▶ [What you will do] Write the count of lines that contain the word "data" and nothing else.

+++

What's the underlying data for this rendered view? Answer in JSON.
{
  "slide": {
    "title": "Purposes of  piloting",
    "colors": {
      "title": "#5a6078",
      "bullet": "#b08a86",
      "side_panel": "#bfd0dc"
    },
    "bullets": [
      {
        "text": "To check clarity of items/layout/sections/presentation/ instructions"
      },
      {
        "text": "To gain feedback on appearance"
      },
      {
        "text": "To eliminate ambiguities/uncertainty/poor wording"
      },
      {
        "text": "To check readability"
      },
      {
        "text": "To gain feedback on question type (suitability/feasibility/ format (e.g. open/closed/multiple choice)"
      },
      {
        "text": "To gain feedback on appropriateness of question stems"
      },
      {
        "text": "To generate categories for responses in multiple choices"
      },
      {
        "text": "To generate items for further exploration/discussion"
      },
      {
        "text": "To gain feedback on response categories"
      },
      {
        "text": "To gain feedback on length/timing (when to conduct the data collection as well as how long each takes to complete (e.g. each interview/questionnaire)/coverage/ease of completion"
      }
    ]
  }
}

+++

▶ [Written response] 2